SHORT EXERCISE: In the records below, find the line holding "OCR this image."; copy it and every line after it to the end, omitting all images.

**** GIVEN INFORMATION ****

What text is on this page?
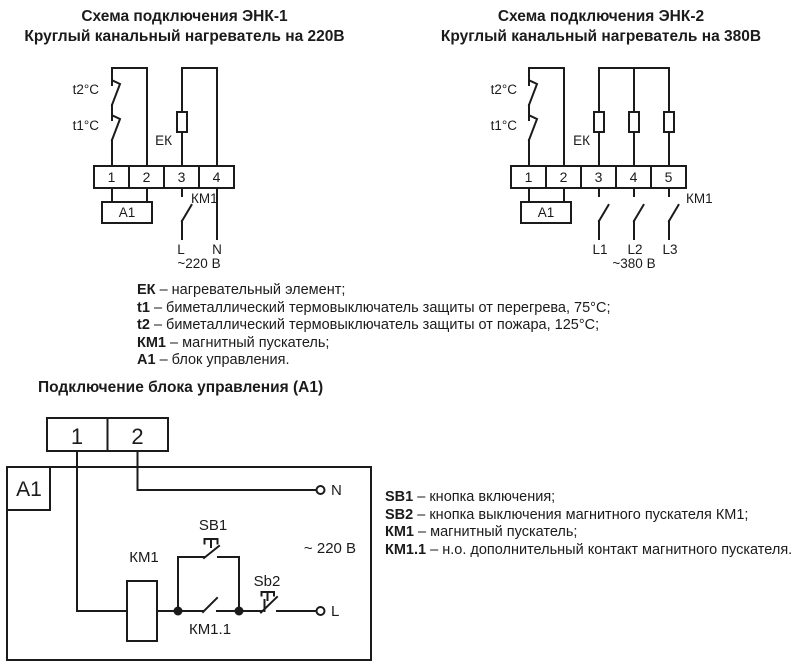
Схема подключения ЭНК-1
Круглый канальный нагреватель на 220В
Схема подключения ЭНК-2
Круглый канальный нагреватель на 380В
t2°С
t1°С
ЕК
1 2 3 4
А1
КМ1
L N
~220 В
t2°С
t1°С
ЕК
1 2 3 4 5
А1
КМ1
L1 L2 L3
~380 В
1 2
А1	N
КМ1
КМ1.1
SB1
Sb2
L
~ 220 В
ЕК – нагревательный элемент;
t1 – биметаллический термовыключатель защиты от перегрева, 75°С;
t2 – биметаллический термовыключатель защиты от пожара, 125°С;
КМ1 – магнитный пускатель;
А1 – блок управления.
Подключение блока управления (А1)
SB1 – кнопка включения;
SB2 – кнопка выключения магнитного пускателя КМ1;
КМ1 – магнитный пускатель;
КМ1.1 – н.о. дополнительный контакт магнитного пускателя.
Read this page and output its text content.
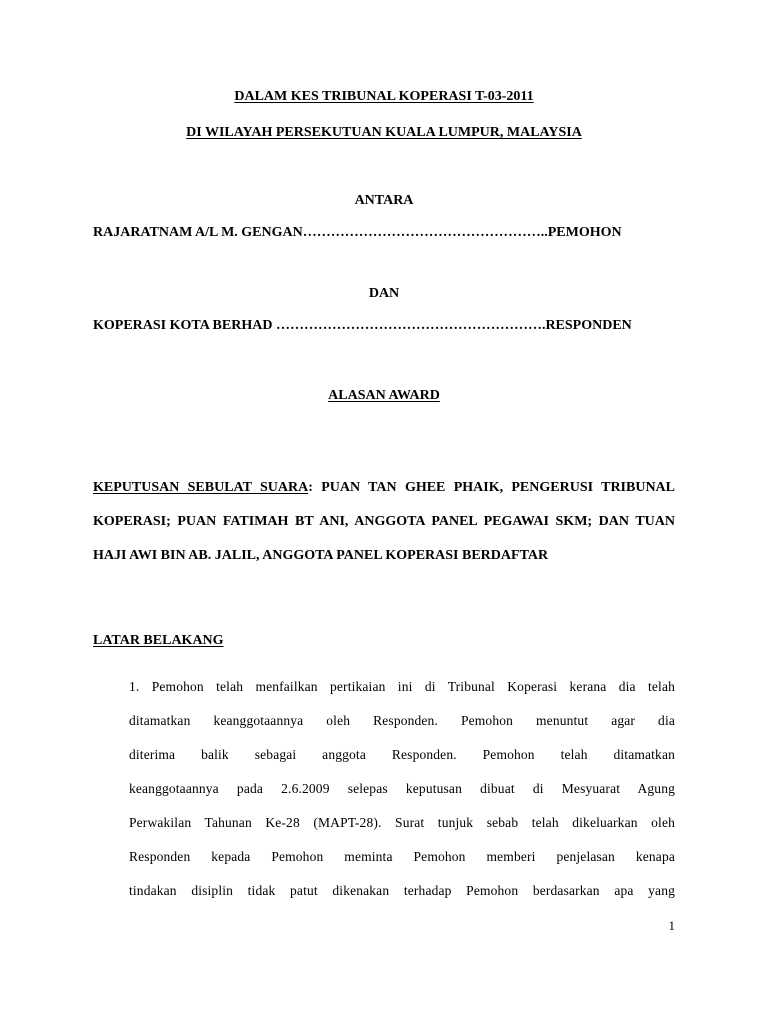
DALAM KES TRIBUNAL KOPERASI T-03-2011
DI WILAYAH PERSEKUTUAN KUALA LUMPUR, MALAYSIA
ANTARA
RAJARATNAM A/L M. GENGAN …………………………………………….. PEMOHON
DAN
KOPERASI KOTA BERHAD …………………………………………………. RESPONDEN
ALASAN AWARD
KEPUTUSAN SEBULAT SUARA: PUAN TAN GHEE PHAIK, PENGERUSI TRIBUNAL
KOPERASI; PUAN FATIMAH BT ANI, ANGGOTA PANEL PEGAWAI SKM; DAN TUAN
HAJI AWI BIN AB. JALIL, ANGGOTA PANEL KOPERASI BERDAFTAR
LATAR BELAKANG
1. Pemohon telah menfailkan pertikaian ini di Tribunal Koperasi kerana dia telah
ditamatkan keanggotaannya oleh Responden. Pemohon menuntut agar dia
diterima balik sebagai anggota Responden. Pemohon telah ditamatkan
keanggotaannya pada 2.6.2009 selepas keputusan dibuat di Mesyuarat Agung
Perwakilan Tahunan Ke-28 (MAPT-28). Surat tunjuk sebab telah dikeluarkan oleh
Responden kepada Pemohon meminta Pemohon memberi penjelasan kenapa
tindakan disiplin tidak patut dikenakan terhadap Pemohon berdasarkan apa yang
1
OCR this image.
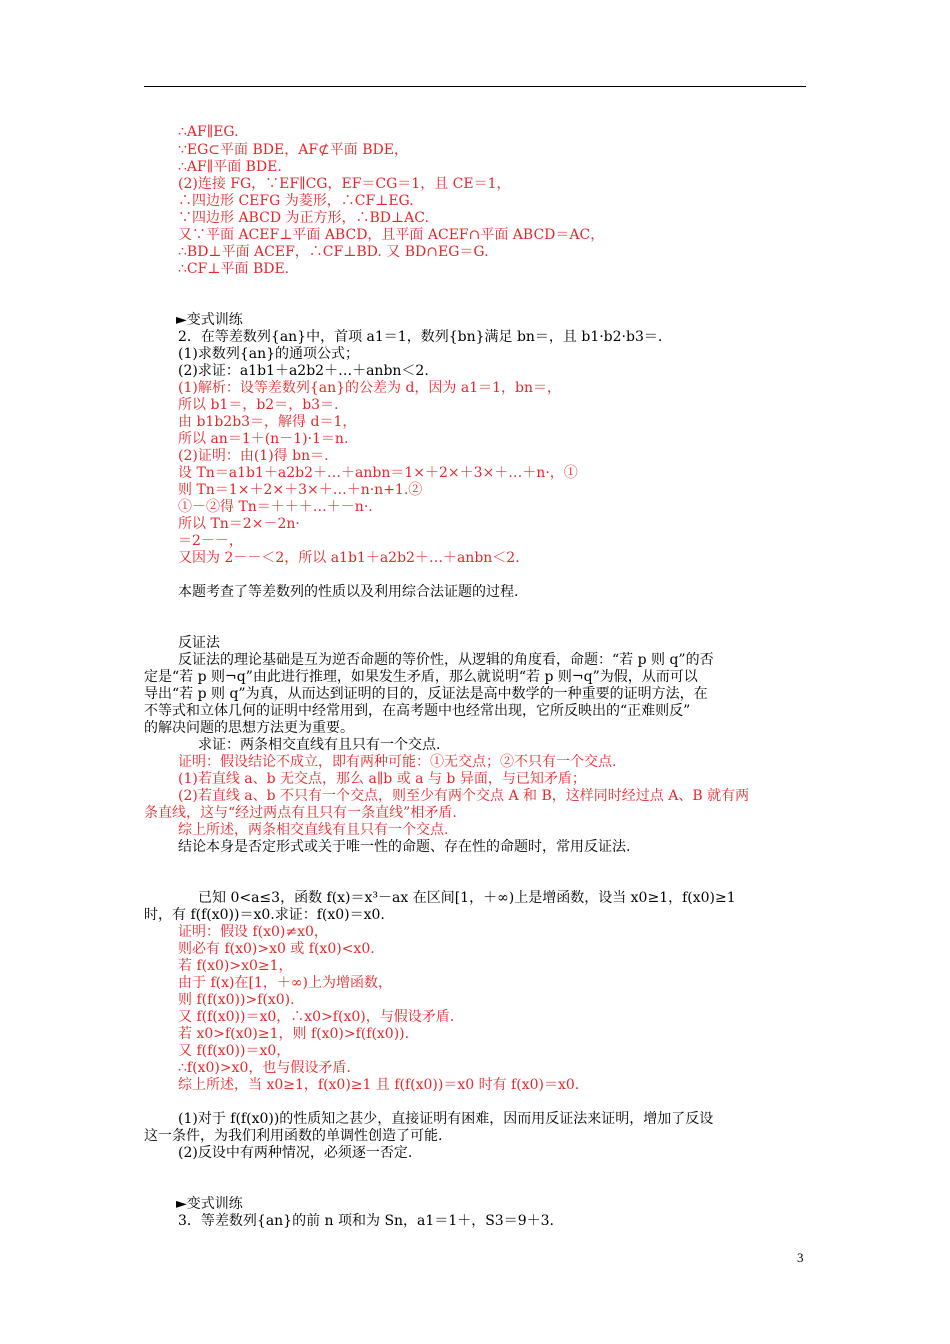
∴AF∥EG.
∵EG⊂平面 BDE，AF⊄平面 BDE，
∴AF∥平面 BDE.
(2)连接 FG，∵EF∥CG，EF＝CG＝1，且 CE＝1，
∴四边形 CEFG 为菱形，∴CF⊥EG.
∵四边形 ABCD 为正方形，∴BD⊥AC.
又∵平面 ACEF⊥平面 ABCD，且平面 ACEF∩平面 ABCD＝AC，
∴BD⊥平面 ACEF，∴CF⊥BD. 又 BD∩EG＝G.
∴CF⊥平面 BDE.
►变式训练
2．在等差数列{an}中，首项 a1＝1，数列{bn}满足 bn＝，且 b1·b2·b3＝.
(1)求数列{an}的通项公式；
(2)求证：a1b1＋a2b2＋…＋anbn＜2.
(1)解析：设等差数列{an}的公差为 d，因为 a1＝1，bn＝，
所以 b1＝，b2＝，b3＝.
由 b1b2b3＝，解得 d＝1，
所以 an＝1＋(n－1)·1＝n.
(2)证明：由(1)得 bn＝.
设 Tn＝a1b1＋a2b2＋…＋anbn＝1×＋2×＋3×＋…＋n·，①
则 Tn＝1×＋2×＋3×＋…＋n·n+1.②
①－②得 Tn＝＋＋＋…＋－n·.
所以 Tn＝2×－2n·
＝2－－，
又因为 2－－＜2，所以 a1b1＋a2b2＋…＋anbn＜2.
本题考查了等差数列的性质以及利用综合法证题的过程.
反证法
反证法的理论基础是互为逆否命题的等价性，从逻辑的角度看，命题：“若 p 则 q”的否
定是“若 p 则¬q”由此进行推理，如果发生矛盾，那么就说明“若 p 则¬q”为假，从而可以
导出“若 p 则 q”为真，从而达到证明的目的，反证法是高中数学的一种重要的证明方法，在
不等式和立体几何的证明中经常用到，在高考题中也经常出现，它所反映出的“正难则反”
的解决问题的思想方法更为重要。
求证：两条相交直线有且只有一个交点.
证明：假设结论不成立，即有两种可能：①无交点；②不只有一个交点.
(1)若直线 a、b 无交点，那么 a∥b 或 a 与 b 异面，与已知矛盾；
(2)若直线 a、b 不只有一个交点，则至少有两个交点 A 和 B，这样同时经过点 A、B 就有两
条直线，这与“经过两点有且只有一条直线”相矛盾.
综上所述，两条相交直线有且只有一个交点.
结论本身是否定形式或关于唯一性的命题、存在性的命题时，常用反证法.
已知 0<a≤3，函数 f(x)＝x³－ax 在区间[1，＋∞)上是增函数，设当 x0≥1，f(x0)≥1
时，有 f(f(x0))＝x0.求证：f(x0)＝x0.
证明：假设 f(x0)≠x0，
则必有 f(x0)>x0 或 f(x0)<x0.
若 f(x0)>x0≥1，
由于 f(x)在[1，＋∞)上为增函数，
则 f(f(x0))>f(x0).
又 f(f(x0))＝x0，∴x0>f(x0)，与假设矛盾.
若 x0>f(x0)≥1，则 f(x0)>f(f(x0)).
又 f(f(x0))＝x0，
∴f(x0)>x0，也与假设矛盾.
综上所述，当 x0≥1，f(x0)≥1 且 f(f(x0))＝x0 时有 f(x0)＝x0.
(1)对于 f(f(x0))的性质知之甚少，直接证明有困难，因而用反证法来证明，增加了反设
这一条件，为我们利用函数的单调性创造了可能.
(2)反设中有两种情况，必须逐一否定.
►变式训练
3．等差数列{an}的前 n 项和为 Sn，a1＝1＋，S3＝9＋3.
3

****

COMPLETE OUTPUT:
OCR this image.
∴AF∥EG.
∵EG⊂平面 BDE，AF⊄平面 BDE，
∴AF∥平面 BDE.
(2)连接 FG，∵EF∥CG，EF＝CG＝1，且 CE＝1，
∴四边形 CEFG 为菱形，∴CF⊥EG.
∵四边形 ABCD 为正方形，∴BD⊥AC.
又∵平面 ACEF⊥平面 ABCD，且平面 ACEF∩平面 ABCD＝AC，
∴BD⊥平面 ACEF，∴CF⊥BD. 又 BD∩EG＝G.
∴CF⊥平面 BDE.
►变式训练
2．在等差数列{an}中，首项 a1＝1，数列{bn}满足 bn＝，且 b1·b2·b3＝.
(1)求数列{an}的通项公式；
(2)求证：a1b1＋a2b2＋…＋anbn＜2.
(1)解析：设等差数列{an}的公差为 d，因为 a1＝1，bn＝，
所以 b1＝，b2＝，b3＝.
由 b1b2b3＝，解得 d＝1，
所以 an＝1＋(n－1)·1＝n.
(2)证明：由(1)得 bn＝.
设 Tn＝a1b1＋a2b2＋…＋anbn＝1×＋2×＋3×＋…＋n·，①
则 Tn＝1×＋2×＋3×＋…＋n·n+1.②
①－②得 Tn＝＋＋＋…＋－n·.
所以 Tn＝2×－2n·
＝2－－，
又因为 2－－＜2，所以 a1b1＋a2b2＋…＋anbn＜2.
本题考查了等差数列的性质以及利用综合法证题的过程.
反证法
反证法的理论基础是互为逆否命题的等价性，从逻辑的角度看，命题：“若 p 则 q”的否
定是“若 p 则¬q”由此进行推理，如果发生矛盾，那么就说明“若 p 则¬q”为假，从而可以
导出“若 p 则 q”为真，从而达到证明的目的，反证法是高中数学的一种重要的证明方法，在
不等式和立体几何的证明中经常用到，在高考题中也经常出现，它所反映出的“正难则反”
的解决问题的思想方法更为重要。
求证：两条相交直线有且只有一个交点.
证明：假设结论不成立，即有两种可能：①无交点；②不只有一个交点.
(1)若直线 a、b 无交点，那么 a∥b 或 a 与 b 异面，与已知矛盾；
(2)若直线 a、b 不只有一个交点，则至少有两个交点 A 和 B，这样同时经过点 A、B 就有两
条直线，这与“经过两点有且只有一条直线”相矛盾.
综上所述，两条相交直线有且只有一个交点.
结论本身是否定形式或关于唯一性的命题、存在性的命题时，常用反证法.
已知 0<a≤3，函数 f(x)＝x³－ax 在区间[1，＋∞)上是增函数，设当 x0≥1，f(x0)≥1
时，有 f(f(x0))＝x0.求证：f(x0)＝x0.
证明：假设 f(x0)≠x0，
则必有 f(x0)>x0 或 f(x0)<x0.
若 f(x0)>x0≥1，
由于 f(x)在[1，＋∞)上为增函数，
则 f(f(x0))>f(x0).
又 f(f(x0))＝x0，∴x0>f(x0)，与假设矛盾.
若 x0>f(x0)≥1，则 f(x0)>f(f(x0)).
又 f(f(x0))＝x0，
∴f(x0)>x0，也与假设矛盾.
综上所述，当 x0≥1，f(x0)≥1 且 f(f(x0))＝x0 时有 f(x0)＝x0.
(1)对于 f(f(x0))的性质知之甚少，直接证明有困难，因而用反证法来证明，增加了反设
这一条件，为我们利用函数的单调性创造了可能.
(2)反设中有两种情况，必须逐一否定.
►变式训练
3．等差数列{an}的前 n 项和为 Sn，a1＝1＋，S3＝9＋3.
3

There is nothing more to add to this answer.